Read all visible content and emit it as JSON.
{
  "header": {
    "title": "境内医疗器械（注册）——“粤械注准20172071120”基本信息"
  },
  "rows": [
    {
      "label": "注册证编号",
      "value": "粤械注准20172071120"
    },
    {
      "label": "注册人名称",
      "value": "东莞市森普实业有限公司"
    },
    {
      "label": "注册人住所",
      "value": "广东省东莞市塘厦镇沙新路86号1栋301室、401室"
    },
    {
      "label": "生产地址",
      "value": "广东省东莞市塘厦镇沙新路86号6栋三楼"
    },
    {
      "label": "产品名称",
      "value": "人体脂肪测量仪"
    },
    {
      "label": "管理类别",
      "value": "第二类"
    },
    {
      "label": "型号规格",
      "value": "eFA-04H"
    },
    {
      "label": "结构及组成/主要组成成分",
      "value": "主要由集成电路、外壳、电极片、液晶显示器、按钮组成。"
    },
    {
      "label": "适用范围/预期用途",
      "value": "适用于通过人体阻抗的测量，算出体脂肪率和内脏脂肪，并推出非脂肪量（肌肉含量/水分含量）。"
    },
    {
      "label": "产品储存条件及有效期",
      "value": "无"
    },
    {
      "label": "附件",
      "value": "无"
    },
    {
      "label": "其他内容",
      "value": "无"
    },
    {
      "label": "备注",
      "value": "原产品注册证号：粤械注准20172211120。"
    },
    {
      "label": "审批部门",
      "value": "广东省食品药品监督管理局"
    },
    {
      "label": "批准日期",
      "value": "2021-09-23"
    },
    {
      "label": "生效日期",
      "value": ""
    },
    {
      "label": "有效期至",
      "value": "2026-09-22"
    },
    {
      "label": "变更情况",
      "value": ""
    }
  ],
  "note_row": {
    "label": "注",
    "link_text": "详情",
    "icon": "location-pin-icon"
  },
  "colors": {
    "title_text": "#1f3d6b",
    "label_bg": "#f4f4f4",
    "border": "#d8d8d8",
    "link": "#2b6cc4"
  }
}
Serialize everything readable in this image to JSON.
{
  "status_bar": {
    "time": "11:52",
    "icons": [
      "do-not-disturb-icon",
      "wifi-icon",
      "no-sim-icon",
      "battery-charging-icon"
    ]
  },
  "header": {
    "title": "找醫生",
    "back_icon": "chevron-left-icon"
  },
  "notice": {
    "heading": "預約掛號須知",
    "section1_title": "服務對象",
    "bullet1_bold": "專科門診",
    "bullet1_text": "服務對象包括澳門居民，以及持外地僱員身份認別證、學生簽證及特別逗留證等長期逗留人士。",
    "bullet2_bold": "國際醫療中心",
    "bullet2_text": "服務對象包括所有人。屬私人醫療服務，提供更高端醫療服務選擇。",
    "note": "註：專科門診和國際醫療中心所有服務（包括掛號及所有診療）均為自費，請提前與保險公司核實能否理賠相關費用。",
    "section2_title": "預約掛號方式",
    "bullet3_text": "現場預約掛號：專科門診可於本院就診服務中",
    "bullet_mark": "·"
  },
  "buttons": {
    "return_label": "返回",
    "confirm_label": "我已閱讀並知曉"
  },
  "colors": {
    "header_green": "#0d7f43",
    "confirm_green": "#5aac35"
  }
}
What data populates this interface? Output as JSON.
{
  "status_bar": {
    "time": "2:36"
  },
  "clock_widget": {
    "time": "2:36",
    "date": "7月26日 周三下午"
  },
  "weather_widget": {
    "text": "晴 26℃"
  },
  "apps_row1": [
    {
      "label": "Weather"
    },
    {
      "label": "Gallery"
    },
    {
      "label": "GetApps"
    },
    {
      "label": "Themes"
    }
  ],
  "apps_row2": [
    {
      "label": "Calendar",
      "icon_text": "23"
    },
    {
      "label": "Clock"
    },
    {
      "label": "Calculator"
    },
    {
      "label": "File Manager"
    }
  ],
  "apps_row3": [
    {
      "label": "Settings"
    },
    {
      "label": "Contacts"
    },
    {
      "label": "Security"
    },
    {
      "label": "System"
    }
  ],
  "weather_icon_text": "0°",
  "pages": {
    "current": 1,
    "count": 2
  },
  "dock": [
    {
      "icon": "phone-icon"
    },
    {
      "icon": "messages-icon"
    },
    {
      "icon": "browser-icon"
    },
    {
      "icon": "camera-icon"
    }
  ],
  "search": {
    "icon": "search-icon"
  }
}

+ + + + + + +

▸ **TO BE DONE**
Quote every record above exactly.

▸ **EXERCISE ANSWER**
Read all visible content and emit it as JSON.
{
  "header": {
    "title": "境内医疗器械（注册）——“粤械注准20172071120”基本信息"
  },
  "rows": [
    {
      "label": "注册证编号",
      "value": "粤械注准20172071120"
    },
    {
      "label": "注册人名称",
      "value": "东莞市森普实业有限公司"
    },
    {
      "label": "注册人住所",
      "value": "广东省东莞市塘厦镇沙新路86号1栋301室、401室"
    },
    {
      "label": "生产地址",
      "value": "广东省东莞市塘厦镇沙新路86号6栋三楼"
    },
    {
      "label": "产品名称",
      "value": "人体脂肪测量仪"
    },
    {
      "label": "管理类别",
      "value": "第二类"
    },
    {
      "label": "型号规格",
      "value": "eFA-04H"
    },
    {
      "label": "结构及组成/主要组成成分",
      "value": "主要由集成电路、外壳、电极片、液晶显示器、按钮组成。"
    },
    {
      "label": "适用范围/预期用途",
      "value": "适用于通过人体阻抗的测量，算出体脂肪率和内脏脂肪，并推出非脂肪量（肌肉含量/水分含量）。"
    },
    {
      "label": "产品储存条件及有效期",
      "value": "无"
    },
    {
      "label": "附件",
      "value": "无"
    },
    {
      "label": "其他内容",
      "value": "无"
    },
    {
      "label": "备注",
      "value": "原产品注册证号：粤械注准20172211120。"
    },
    {
      "label": "审批部门",
      "value": "广东省食品药品监督管理局"
    },
    {
      "label": "批准日期",
      "value": "2021-09-23"
    },
    {
      "label": "生效日期",
      "value": ""
    },
    {
      "label": "有效期至",
      "value": "2026-09-22"
    },
    {
      "label": "变更情况",
      "value": ""
    }
  ],
  "note_row": {
    "label": "注",
    "link_text": "详情",
    "icon": "location-pin-icon"
  },
  "colors": {
    "title_text": "#1f3d6b",
    "label_bg": "#f4f4f4",
    "border": "#d8d8d8",
    "link": "#2b6cc4"
  }
}
Serialize everything readable in this image to JSON.
{
  "status_bar": {
    "time": "11:52",
    "icons": [
      "do-not-disturb-icon",
      "wifi-icon",
      "no-sim-icon",
      "battery-charging-icon"
    ]
  },
  "header": {
    "title": "找醫生",
    "back_icon": "chevron-left-icon"
  },
  "notice": {
    "heading": "預約掛號須知",
    "section1_title": "服務對象",
    "bullet1_bold": "專科門診",
    "bullet1_text": "服務對象包括澳門居民，以及持外地僱員身份認別證、學生簽證及特別逗留證等長期逗留人士。",
    "bullet2_bold": "國際醫療中心",
    "bullet2_text": "服務對象包括所有人。屬私人醫療服務，提供更高端醫療服務選擇。",
    "note": "註：專科門診和國際醫療中心所有服務（包括掛號及所有診療）均為自費，請提前與保險公司核實能否理賠相關費用。",
    "section2_title": "預約掛號方式",
    "bullet3_text": "現場預約掛號：專科門診可於本院就診服務中",
    "bullet_mark": "·"
  },
  "buttons": {
    "return_label": "返回",
    "confirm_label": "我已閱讀並知曉"
  },
  "colors": {
    "header_green": "#0d7f43",
    "confirm_green": "#5aac35"
  }
}
What data populates this interface? Output as JSON.
{
  "status_bar": {
    "time": "2:36"
  },
  "clock_widget": {
    "time": "2:36",
    "date": "7月26日 周三下午"
  },
  "weather_widget": {
    "text": "晴 26℃"
  },
  "apps_row1": [
    {
      "label": "Weather"
    },
    {
      "label": "Gallery"
    },
    {
      "label": "GetApps"
    },
    {
      "label": "Themes"
    }
  ],
  "apps_row2": [
    {
      "label": "Calendar",
      "icon_text": "23"
    },
    {
      "label": "Clock"
    },
    {
      "label": "Calculator"
    },
    {
      "label": "File Manager"
    }
  ],
  "apps_row3": [
    {
      "label": "Settings"
    },
    {
      "label": "Contacts"
    },
    {
      "label": "Security"
    },
    {
      "label": "System"
    }
  ],
  "weather_icon_text": "0°",
  "pages": {
    "current": 1,
    "count": 2
  },
  "dock": [
    {
      "icon": "phone-icon"
    },
    {
      "icon": "messages-icon"
    },
    {
      "icon": "browser-icon"
    },
    {
      "icon": "camera-icon"
    }
  ],
  "search": {
    "icon": "search-icon"
  }
}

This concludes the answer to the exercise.